▶ _Instructions for the task_
Tally the lines that hold the string "servicios", and reply with the count alone.

▶ _Material supplied_
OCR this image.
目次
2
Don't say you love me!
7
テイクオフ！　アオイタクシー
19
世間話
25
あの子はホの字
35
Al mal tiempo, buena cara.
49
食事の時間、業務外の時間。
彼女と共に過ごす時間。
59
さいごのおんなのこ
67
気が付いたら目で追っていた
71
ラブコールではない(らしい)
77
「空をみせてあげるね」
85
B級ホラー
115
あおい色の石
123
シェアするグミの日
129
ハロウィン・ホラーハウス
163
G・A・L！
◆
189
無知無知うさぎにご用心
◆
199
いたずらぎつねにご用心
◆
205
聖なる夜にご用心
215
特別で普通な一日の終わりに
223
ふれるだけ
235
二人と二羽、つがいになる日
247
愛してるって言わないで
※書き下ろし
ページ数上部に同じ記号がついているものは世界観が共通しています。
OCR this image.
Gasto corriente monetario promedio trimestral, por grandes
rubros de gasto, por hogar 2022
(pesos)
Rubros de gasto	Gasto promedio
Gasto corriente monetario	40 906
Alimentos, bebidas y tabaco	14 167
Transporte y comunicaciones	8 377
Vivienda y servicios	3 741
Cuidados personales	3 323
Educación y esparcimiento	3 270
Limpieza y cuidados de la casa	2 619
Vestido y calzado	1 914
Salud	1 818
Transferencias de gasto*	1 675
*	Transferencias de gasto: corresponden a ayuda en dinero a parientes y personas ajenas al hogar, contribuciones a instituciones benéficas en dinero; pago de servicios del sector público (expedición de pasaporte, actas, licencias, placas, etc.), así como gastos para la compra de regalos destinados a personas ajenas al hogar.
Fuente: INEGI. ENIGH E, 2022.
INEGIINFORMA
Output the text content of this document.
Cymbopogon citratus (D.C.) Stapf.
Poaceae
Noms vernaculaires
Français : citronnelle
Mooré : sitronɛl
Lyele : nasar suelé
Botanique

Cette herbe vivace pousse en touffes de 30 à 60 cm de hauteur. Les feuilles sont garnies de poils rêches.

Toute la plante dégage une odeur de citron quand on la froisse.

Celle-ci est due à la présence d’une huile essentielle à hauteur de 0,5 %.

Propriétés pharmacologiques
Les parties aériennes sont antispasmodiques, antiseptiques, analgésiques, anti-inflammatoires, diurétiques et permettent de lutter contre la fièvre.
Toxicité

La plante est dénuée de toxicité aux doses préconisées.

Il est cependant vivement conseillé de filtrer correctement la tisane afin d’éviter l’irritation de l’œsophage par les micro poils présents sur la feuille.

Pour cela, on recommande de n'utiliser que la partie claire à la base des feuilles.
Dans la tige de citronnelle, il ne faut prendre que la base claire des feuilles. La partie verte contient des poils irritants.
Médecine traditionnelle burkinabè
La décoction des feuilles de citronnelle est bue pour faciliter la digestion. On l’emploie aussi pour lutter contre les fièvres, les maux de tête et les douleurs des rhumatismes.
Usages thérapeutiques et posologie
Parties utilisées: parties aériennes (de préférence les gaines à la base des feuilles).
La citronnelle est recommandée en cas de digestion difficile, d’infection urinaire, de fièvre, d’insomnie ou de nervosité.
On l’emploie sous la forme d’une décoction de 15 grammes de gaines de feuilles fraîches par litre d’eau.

▶ _The output_
2